Exercise objective:
Your task is to transcribe all the entries exactly, excluding pictures.

========================

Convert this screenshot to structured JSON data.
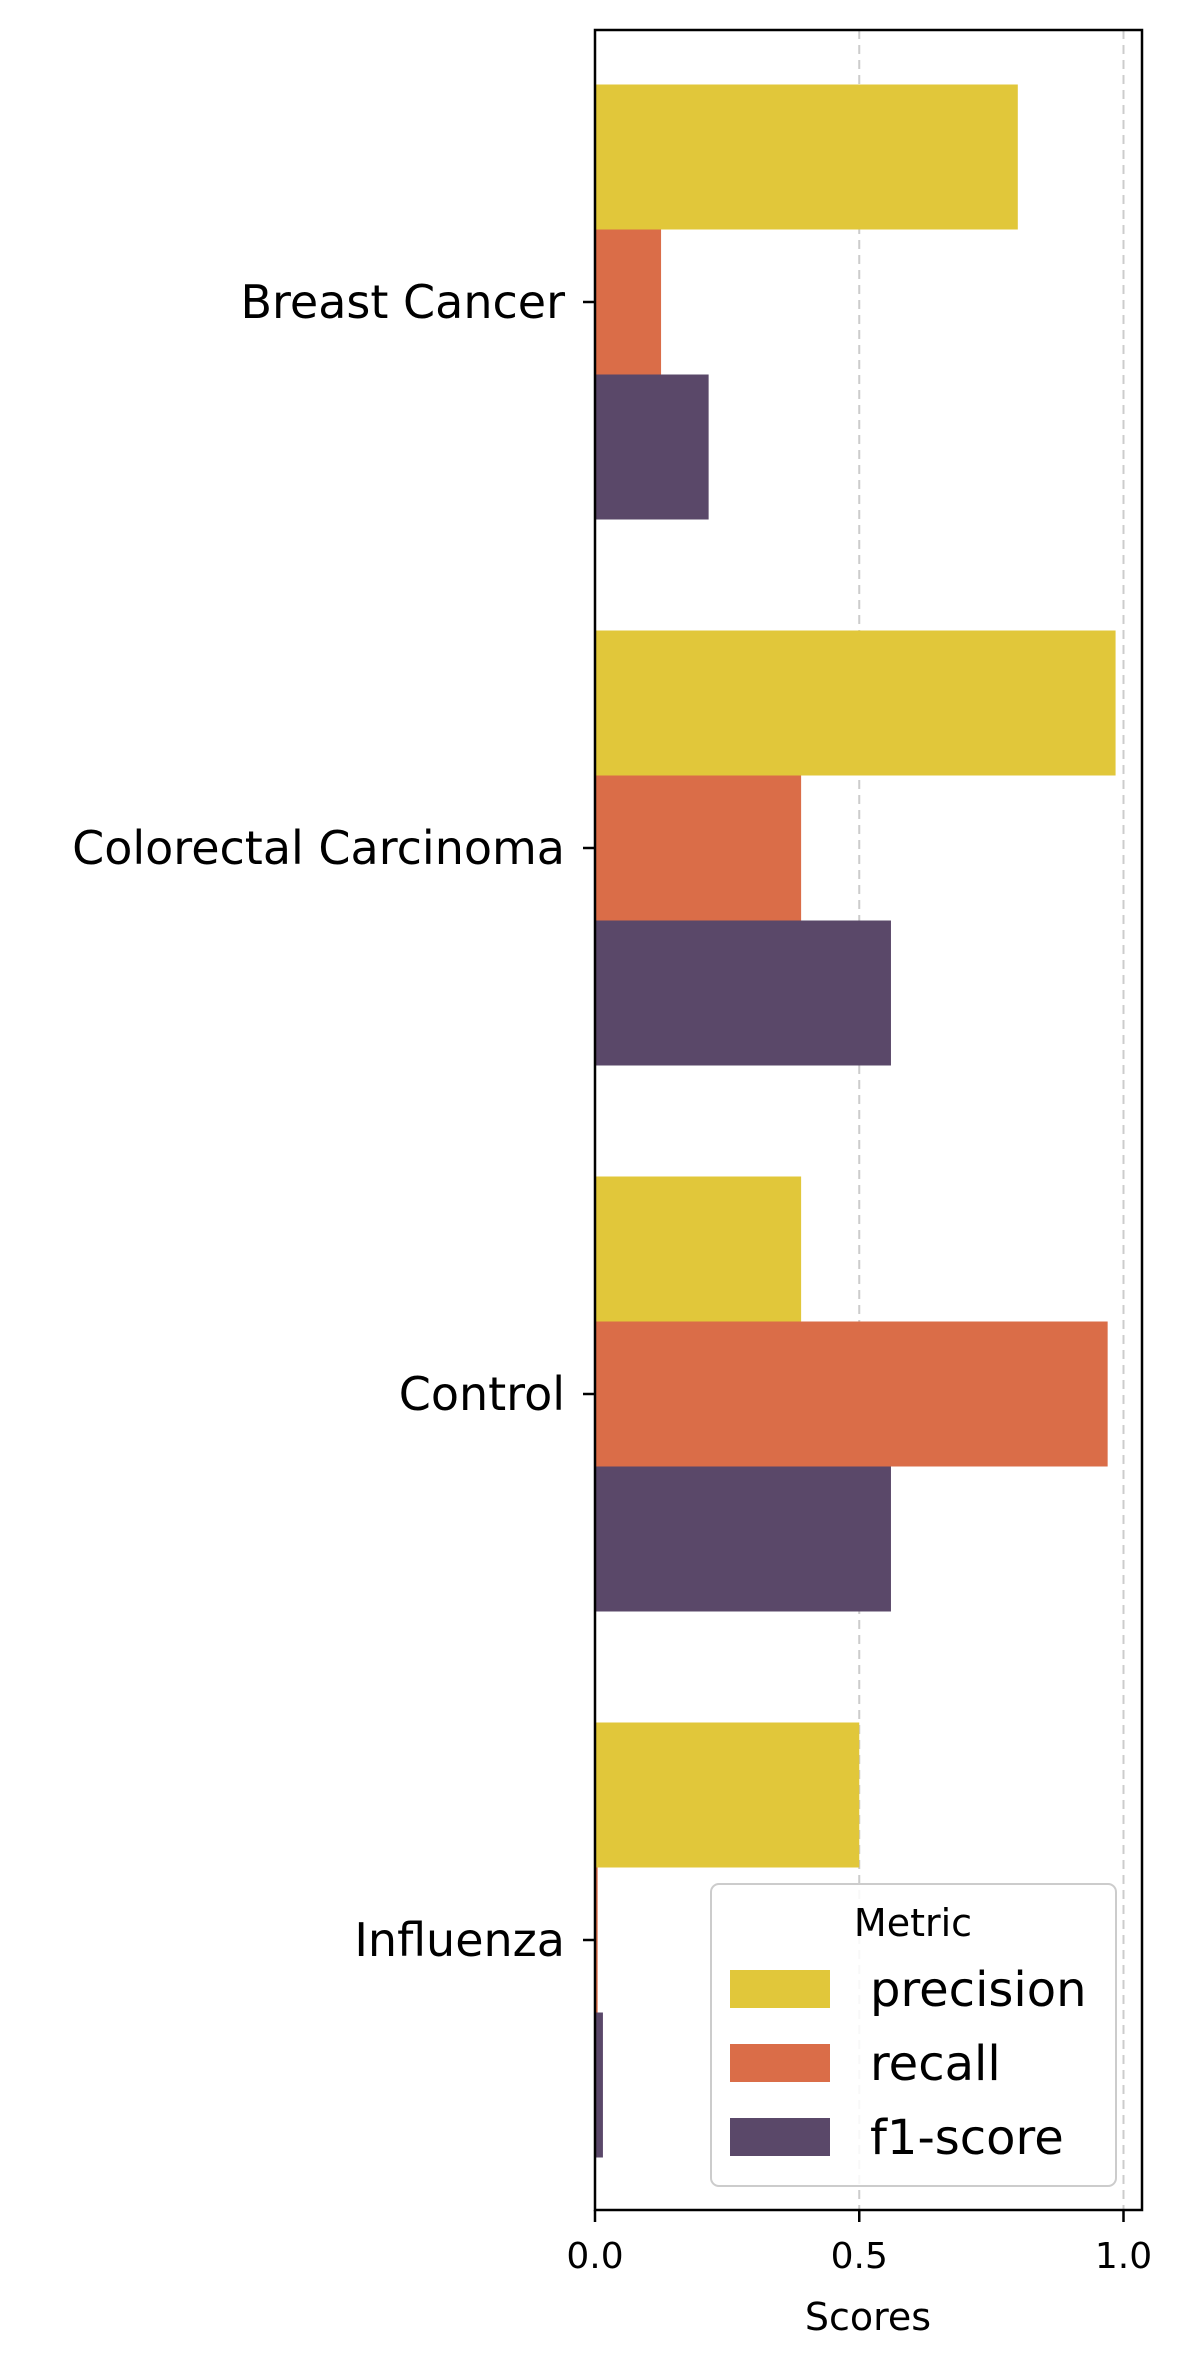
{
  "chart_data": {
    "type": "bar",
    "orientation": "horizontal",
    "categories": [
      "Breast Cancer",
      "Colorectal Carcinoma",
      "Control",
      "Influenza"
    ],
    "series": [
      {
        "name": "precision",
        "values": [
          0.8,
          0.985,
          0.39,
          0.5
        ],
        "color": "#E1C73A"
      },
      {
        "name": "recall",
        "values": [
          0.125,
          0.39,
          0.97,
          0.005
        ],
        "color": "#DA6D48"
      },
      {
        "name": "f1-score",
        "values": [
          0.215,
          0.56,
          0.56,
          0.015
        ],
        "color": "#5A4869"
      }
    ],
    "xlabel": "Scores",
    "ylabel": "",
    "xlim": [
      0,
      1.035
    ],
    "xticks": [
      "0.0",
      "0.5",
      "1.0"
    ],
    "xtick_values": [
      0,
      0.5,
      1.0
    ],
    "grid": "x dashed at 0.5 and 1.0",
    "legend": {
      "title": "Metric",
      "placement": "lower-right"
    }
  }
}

========================

Complete output:
Convert this screenshot to structured JSON data.
{
  "chart_data": {
    "type": "bar",
    "orientation": "horizontal",
    "categories": [
      "Breast Cancer",
      "Colorectal Carcinoma",
      "Control",
      "Influenza"
    ],
    "series": [
      {
        "name": "precision",
        "values": [
          0.8,
          0.985,
          0.39,
          0.5
        ],
        "color": "#E1C73A"
      },
      {
        "name": "recall",
        "values": [
          0.125,
          0.39,
          0.97,
          0.005
        ],
        "color": "#DA6D48"
      },
      {
        "name": "f1-score",
        "values": [
          0.215,
          0.56,
          0.56,
          0.015
        ],
        "color": "#5A4869"
      }
    ],
    "xlabel": "Scores",
    "ylabel": "",
    "xlim": [
      0,
      1.035
    ],
    "xticks": [
      "0.0",
      "0.5",
      "1.0"
    ],
    "xtick_values": [
      0,
      0.5,
      1.0
    ],
    "grid": "x dashed at 0.5 and 1.0",
    "legend": {
      "title": "Metric",
      "placement": "lower-right"
    }
  }
}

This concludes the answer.